▶ Short problem
Pick out all lines in the listing holding the string "Bloomberg" and copy them.

▶ Data supplied
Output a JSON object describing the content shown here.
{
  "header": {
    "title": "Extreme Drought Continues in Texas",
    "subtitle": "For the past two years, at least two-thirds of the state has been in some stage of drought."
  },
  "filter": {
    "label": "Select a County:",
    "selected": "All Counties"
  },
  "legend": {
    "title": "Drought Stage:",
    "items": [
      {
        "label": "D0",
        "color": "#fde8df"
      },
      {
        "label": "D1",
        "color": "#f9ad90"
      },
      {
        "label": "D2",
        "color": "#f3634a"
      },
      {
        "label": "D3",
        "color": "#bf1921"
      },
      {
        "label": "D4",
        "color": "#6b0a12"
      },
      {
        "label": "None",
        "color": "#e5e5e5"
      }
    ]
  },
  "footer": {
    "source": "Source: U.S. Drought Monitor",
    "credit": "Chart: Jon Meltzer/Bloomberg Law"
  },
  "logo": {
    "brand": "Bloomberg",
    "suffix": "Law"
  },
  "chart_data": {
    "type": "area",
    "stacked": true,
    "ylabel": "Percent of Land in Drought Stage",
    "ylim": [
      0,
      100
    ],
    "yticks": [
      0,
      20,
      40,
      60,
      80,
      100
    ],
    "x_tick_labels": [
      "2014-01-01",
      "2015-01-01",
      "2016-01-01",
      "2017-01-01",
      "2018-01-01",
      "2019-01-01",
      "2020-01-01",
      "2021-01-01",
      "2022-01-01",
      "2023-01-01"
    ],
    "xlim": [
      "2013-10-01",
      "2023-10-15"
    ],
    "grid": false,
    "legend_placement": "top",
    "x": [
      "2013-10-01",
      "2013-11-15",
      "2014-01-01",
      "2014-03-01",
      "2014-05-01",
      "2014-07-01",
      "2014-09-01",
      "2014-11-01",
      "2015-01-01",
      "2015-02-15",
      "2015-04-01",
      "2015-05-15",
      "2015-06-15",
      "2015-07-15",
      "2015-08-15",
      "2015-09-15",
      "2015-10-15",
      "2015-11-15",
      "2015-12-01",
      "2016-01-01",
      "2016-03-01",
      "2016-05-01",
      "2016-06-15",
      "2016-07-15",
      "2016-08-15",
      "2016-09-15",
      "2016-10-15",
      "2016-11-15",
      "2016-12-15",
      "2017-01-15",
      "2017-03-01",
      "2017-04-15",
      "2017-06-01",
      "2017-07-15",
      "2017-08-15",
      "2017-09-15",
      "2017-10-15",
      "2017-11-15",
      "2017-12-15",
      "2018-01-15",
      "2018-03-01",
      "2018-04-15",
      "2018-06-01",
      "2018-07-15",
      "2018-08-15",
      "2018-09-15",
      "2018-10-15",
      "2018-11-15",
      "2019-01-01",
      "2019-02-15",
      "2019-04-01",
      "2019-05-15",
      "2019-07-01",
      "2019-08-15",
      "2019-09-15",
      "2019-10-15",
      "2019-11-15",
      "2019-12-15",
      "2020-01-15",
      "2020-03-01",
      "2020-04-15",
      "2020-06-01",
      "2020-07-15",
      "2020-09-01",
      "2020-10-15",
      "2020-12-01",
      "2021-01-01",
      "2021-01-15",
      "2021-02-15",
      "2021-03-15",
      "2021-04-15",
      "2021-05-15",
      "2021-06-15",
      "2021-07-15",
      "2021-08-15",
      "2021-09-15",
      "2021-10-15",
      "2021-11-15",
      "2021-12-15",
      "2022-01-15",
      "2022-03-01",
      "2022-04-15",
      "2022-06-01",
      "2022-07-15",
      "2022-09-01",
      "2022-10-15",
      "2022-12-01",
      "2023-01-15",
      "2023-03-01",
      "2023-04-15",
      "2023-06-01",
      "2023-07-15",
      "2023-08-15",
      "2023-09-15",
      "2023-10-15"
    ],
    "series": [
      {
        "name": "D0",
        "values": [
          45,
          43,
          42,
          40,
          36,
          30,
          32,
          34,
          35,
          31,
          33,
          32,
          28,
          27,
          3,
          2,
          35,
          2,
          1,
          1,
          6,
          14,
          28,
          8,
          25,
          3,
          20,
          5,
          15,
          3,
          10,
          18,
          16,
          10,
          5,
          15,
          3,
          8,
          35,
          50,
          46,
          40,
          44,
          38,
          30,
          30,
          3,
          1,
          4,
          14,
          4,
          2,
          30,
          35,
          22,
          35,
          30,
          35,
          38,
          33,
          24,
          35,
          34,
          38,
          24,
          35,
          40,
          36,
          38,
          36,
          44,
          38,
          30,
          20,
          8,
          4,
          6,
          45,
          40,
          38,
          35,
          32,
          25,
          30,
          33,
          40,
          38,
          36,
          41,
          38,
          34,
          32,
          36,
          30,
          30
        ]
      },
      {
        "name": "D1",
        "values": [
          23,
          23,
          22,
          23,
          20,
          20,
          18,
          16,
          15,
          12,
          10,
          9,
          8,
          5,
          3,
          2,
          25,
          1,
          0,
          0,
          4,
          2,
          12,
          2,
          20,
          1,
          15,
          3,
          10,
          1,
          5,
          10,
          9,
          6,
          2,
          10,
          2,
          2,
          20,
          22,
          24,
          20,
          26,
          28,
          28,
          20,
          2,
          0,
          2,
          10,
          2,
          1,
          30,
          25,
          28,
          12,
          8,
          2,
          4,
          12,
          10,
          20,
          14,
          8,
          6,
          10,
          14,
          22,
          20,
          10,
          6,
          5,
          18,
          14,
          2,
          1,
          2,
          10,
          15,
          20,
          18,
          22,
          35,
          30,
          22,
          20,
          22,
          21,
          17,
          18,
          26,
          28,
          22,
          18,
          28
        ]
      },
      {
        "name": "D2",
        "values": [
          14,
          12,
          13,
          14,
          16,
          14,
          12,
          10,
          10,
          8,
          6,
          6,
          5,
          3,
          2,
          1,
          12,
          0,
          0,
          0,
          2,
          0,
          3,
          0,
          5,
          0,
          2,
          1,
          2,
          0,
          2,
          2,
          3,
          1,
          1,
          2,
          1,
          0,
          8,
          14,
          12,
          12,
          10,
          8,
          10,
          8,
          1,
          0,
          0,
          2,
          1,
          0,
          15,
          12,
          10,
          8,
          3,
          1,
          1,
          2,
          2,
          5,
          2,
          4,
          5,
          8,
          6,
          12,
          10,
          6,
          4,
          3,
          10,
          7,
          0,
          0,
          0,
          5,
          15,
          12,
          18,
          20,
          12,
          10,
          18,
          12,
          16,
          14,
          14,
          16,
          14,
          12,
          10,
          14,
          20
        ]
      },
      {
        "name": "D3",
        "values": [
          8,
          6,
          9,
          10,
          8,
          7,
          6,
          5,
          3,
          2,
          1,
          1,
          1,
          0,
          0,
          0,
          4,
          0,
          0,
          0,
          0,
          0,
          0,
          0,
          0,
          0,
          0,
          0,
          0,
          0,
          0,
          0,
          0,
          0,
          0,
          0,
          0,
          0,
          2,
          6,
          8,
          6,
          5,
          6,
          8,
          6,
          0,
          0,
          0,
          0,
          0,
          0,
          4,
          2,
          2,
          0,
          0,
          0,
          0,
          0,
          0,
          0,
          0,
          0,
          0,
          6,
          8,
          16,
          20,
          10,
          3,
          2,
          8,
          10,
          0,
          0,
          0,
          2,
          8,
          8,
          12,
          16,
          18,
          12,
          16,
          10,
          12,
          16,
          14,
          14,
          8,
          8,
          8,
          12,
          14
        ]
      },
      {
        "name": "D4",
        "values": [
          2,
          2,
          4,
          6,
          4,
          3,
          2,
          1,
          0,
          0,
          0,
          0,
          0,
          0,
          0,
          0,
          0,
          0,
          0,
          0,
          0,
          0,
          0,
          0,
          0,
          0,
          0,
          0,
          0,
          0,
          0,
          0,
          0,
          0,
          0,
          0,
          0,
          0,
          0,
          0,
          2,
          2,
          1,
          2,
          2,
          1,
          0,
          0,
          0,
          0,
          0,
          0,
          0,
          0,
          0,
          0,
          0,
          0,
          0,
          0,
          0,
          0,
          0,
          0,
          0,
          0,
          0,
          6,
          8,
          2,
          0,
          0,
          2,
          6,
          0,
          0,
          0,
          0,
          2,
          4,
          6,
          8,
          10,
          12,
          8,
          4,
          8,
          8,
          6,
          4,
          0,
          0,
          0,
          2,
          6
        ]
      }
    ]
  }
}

--

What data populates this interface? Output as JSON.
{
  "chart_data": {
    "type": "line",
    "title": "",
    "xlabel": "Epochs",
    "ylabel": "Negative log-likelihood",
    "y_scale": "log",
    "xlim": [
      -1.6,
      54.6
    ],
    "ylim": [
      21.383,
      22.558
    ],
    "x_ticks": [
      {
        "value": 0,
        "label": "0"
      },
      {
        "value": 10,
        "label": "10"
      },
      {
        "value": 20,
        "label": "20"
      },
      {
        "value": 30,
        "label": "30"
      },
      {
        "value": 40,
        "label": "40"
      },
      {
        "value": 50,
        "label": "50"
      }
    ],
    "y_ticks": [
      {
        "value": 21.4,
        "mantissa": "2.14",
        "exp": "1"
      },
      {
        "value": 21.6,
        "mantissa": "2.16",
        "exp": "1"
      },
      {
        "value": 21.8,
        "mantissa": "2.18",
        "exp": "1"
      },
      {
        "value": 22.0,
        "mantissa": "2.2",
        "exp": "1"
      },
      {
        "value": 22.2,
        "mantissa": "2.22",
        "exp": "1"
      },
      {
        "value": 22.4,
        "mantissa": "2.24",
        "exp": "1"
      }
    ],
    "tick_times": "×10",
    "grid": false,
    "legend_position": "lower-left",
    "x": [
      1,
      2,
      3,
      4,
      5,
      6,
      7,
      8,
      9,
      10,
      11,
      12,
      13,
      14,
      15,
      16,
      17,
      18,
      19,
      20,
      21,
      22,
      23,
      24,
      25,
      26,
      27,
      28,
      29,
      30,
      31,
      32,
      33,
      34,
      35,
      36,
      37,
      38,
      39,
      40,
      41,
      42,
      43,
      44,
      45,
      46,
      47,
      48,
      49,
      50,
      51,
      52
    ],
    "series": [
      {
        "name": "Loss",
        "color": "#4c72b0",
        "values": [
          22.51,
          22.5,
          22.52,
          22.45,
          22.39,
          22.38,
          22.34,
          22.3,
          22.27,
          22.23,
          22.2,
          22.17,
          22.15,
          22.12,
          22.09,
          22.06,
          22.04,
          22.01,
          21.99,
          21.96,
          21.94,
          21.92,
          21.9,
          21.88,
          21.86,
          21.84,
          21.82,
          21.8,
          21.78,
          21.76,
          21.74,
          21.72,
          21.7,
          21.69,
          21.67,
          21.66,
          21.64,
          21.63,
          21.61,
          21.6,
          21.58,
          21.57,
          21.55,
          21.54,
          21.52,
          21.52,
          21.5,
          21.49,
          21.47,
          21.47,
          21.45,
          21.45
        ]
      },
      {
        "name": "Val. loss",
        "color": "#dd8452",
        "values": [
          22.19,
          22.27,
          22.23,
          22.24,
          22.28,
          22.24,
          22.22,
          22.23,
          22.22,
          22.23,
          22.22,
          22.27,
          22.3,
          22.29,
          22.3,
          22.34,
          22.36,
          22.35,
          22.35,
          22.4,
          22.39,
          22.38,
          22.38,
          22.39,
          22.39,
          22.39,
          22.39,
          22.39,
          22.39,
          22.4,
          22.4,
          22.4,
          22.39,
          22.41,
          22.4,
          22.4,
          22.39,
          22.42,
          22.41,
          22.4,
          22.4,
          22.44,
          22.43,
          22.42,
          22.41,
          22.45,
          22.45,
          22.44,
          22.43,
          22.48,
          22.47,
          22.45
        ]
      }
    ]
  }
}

▶ Output of the task
    "credit": "Chart: Jon Meltzer/Bloomberg Law"
    "brand": "Bloomberg",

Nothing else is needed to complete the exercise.